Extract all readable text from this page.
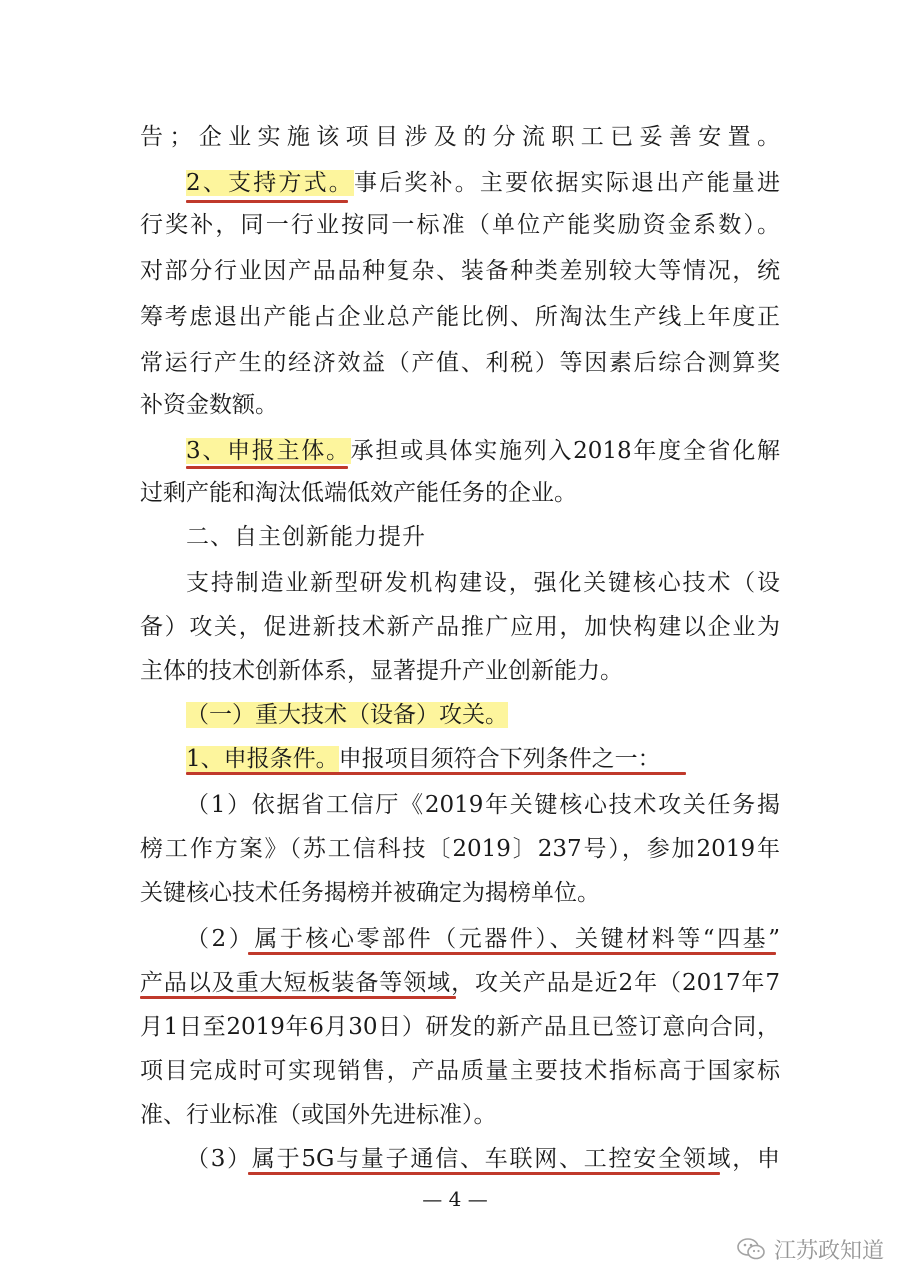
告；企业实施该项目涉及的分流职工已妥善安置。
2、支持方式。事后奖补。主要依据实际退出产能量进
行奖补，同一行业按同一标准（单位产能奖励资金系数）。
对部分行业因产品品种复杂、装备种类差别较大等情况，统
筹考虑退出产能占企业总产能比例、所淘汰生产线上年度正
常运行产生的经济效益（产值、利税）等因素后综合测算奖
补资金数额。
3、申报主体。承担或具体实施列入2018年度全省化解
过剩产能和淘汰低端低效产能任务的企业。
二、自主创新能力提升
支持制造业新型研发机构建设，强化关键核心技术（设
备）攻关，促进新技术新产品推广应用，加快构建以企业为
主体的技术创新体系，显著提升产业创新能力。
（一）重大技术（设备）攻关。
1、申报条件。申报项目须符合下列条件之一：
（1）依据省工信厅《2019年关键核心技术攻关任务揭
榜工作方案》（苏工信科技〔2019〕237号），参加2019年
关键核心技术任务揭榜并被确定为揭榜单位。
（2）属于核心零部件（元器件）、关键材料等“四基”
产品以及重大短板装备等领域，攻关产品是近2年（2017年7
月1日至2019年6月30日）研发的新产品且已签订意向合同，
项目完成时可实现销售，产品质量主要技术指标高于国家标
准、行业标准（或国外先进标准）。
（3）属于5G与量子通信、车联网、工控安全领域，申
— 4 —
江苏政知道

Work to complete: Transcribe every entry above exactly. Omit all pictures.

The result:
Extract all readable text from this page.
告；企业实施该项目涉及的分流职工已妥善安置。
2、支持方式。事后奖补。主要依据实际退出产能量进
行奖补，同一行业按同一标准（单位产能奖励资金系数）。
对部分行业因产品品种复杂、装备种类差别较大等情况，统
筹考虑退出产能占企业总产能比例、所淘汰生产线上年度正
常运行产生的经济效益（产值、利税）等因素后综合测算奖
补资金数额。
3、申报主体。承担或具体实施列入2018年度全省化解
过剩产能和淘汰低端低效产能任务的企业。
二、自主创新能力提升
支持制造业新型研发机构建设，强化关键核心技术（设
备）攻关，促进新技术新产品推广应用，加快构建以企业为
主体的技术创新体系，显著提升产业创新能力。
（一）重大技术（设备）攻关。
1、申报条件。申报项目须符合下列条件之一：
（1）依据省工信厅《2019年关键核心技术攻关任务揭
榜工作方案》（苏工信科技〔2019〕237号），参加2019年
关键核心技术任务揭榜并被确定为揭榜单位。
（2）属于核心零部件（元器件）、关键材料等“四基”
产品以及重大短板装备等领域，攻关产品是近2年（2017年7
月1日至2019年6月30日）研发的新产品且已签订意向合同，
项目完成时可实现销售，产品质量主要技术指标高于国家标
准、行业标准（或国外先进标准）。
（3）属于5G与量子通信、车联网、工控安全领域，申
— 4 —
江苏政知道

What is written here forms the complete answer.